------ MATERIAL FOR THIS EXERCISE

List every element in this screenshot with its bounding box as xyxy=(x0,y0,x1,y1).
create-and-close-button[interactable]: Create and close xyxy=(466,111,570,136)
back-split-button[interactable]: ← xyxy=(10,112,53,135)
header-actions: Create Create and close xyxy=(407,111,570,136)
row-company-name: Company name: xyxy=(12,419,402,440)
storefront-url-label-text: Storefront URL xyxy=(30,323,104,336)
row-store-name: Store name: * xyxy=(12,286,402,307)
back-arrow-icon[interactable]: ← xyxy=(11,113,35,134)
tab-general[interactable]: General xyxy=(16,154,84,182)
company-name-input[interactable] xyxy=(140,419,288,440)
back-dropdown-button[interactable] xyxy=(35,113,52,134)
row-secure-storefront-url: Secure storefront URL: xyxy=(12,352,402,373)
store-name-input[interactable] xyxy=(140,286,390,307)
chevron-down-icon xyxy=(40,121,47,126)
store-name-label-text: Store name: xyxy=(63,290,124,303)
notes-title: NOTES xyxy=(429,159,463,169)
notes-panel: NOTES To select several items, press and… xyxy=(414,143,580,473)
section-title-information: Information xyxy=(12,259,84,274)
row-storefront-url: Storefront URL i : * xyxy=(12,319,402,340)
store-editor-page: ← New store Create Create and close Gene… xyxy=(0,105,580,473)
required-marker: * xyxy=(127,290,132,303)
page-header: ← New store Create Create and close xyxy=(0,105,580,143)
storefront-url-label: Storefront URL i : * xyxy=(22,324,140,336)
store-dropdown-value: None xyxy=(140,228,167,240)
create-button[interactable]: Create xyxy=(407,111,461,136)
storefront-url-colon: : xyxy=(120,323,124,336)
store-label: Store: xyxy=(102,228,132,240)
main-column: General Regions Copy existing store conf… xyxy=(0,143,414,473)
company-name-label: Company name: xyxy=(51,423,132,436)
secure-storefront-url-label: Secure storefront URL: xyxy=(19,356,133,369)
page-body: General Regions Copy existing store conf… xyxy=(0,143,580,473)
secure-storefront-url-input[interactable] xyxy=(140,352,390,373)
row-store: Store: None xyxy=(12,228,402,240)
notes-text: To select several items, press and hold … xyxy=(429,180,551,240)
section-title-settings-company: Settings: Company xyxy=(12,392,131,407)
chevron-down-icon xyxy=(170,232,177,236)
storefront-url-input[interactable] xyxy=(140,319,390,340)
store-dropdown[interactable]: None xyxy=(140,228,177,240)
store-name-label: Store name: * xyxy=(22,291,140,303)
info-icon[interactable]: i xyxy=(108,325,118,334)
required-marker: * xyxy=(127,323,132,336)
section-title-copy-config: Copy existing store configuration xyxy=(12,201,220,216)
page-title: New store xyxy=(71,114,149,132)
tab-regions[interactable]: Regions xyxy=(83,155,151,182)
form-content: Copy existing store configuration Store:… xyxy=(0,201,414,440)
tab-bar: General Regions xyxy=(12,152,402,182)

------------

SET EXERCISE
Reproduce the records verbatim, starting at their first line and ending at the line that contains "chevron-down-icon xyxy=(170,232,177,236)", with both of those lines included.

SOLUTION TO THIS TASK
List every element in this screenshot with its bounding box as xyxy=(x0,y0,x1,y1).
create-and-close-button[interactable]: Create and close xyxy=(466,111,570,136)
back-split-button[interactable]: ← xyxy=(10,112,53,135)
header-actions: Create Create and close xyxy=(407,111,570,136)
row-company-name: Company name: xyxy=(12,419,402,440)
storefront-url-label-text: Storefront URL xyxy=(30,323,104,336)
row-store-name: Store name: * xyxy=(12,286,402,307)
back-arrow-icon[interactable]: ← xyxy=(11,113,35,134)
tab-general[interactable]: General xyxy=(16,154,84,182)
company-name-input[interactable] xyxy=(140,419,288,440)
back-dropdown-button[interactable] xyxy=(35,113,52,134)
row-secure-storefront-url: Secure storefront URL: xyxy=(12,352,402,373)
store-name-input[interactable] xyxy=(140,286,390,307)
chevron-down-icon xyxy=(40,121,47,126)
store-name-label-text: Store name: xyxy=(63,290,124,303)
notes-title: NOTES xyxy=(429,159,463,169)
notes-panel: NOTES To select several items, press and… xyxy=(414,143,580,473)
section-title-information: Information xyxy=(12,259,84,274)
row-storefront-url: Storefront URL i : * xyxy=(12,319,402,340)
store-editor-page: ← New store Create Create and close Gene… xyxy=(0,105,580,473)
required-marker: * xyxy=(127,290,132,303)
page-header: ← New store Create Create and close xyxy=(0,105,580,143)
storefront-url-label: Storefront URL i : * xyxy=(22,324,140,336)
store-dropdown-value: None xyxy=(140,228,167,240)
create-button[interactable]: Create xyxy=(407,111,461,136)
storefront-url-colon: : xyxy=(120,323,124,336)
store-label: Store: xyxy=(102,228,132,240)
main-column: General Regions Copy existing store conf… xyxy=(0,143,414,473)
company-name-label: Company name: xyxy=(51,423,132,436)
secure-storefront-url-label: Secure storefront URL: xyxy=(19,356,133,369)
page-body: General Regions Copy existing store conf… xyxy=(0,143,580,473)
secure-storefront-url-input[interactable] xyxy=(140,352,390,373)
row-store: Store: None xyxy=(12,228,402,240)
notes-text: To select several items, press and hold … xyxy=(429,180,551,240)
section-title-settings-company: Settings: Company xyxy=(12,392,131,407)
chevron-down-icon xyxy=(170,232,177,236)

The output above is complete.